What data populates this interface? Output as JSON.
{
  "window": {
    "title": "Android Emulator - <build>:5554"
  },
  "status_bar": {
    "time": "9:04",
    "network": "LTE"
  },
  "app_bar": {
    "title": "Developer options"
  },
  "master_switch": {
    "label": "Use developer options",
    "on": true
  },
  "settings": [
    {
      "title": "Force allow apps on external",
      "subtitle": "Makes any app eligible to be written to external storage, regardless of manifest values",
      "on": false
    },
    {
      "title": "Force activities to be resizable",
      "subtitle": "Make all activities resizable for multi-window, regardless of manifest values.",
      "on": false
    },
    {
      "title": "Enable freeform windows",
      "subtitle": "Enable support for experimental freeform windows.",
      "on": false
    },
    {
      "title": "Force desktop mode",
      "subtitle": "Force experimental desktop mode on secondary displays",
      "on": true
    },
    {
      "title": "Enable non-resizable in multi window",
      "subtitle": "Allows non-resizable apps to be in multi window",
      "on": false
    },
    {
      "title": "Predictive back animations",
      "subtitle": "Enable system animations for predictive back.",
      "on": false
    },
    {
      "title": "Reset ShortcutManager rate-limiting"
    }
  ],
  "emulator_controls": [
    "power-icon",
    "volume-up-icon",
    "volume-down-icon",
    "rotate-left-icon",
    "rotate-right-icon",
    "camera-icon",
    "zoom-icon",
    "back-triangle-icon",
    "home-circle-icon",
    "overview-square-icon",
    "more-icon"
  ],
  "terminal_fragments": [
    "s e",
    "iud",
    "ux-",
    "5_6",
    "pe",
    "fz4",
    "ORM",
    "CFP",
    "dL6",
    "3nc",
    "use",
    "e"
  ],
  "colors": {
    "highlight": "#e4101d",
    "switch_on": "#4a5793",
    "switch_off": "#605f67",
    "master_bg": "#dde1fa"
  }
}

TO BE DONE: Say how many lines of the data include the string "Force". Nothing other than the number should be given.

WRITTEN RESPONSE: 4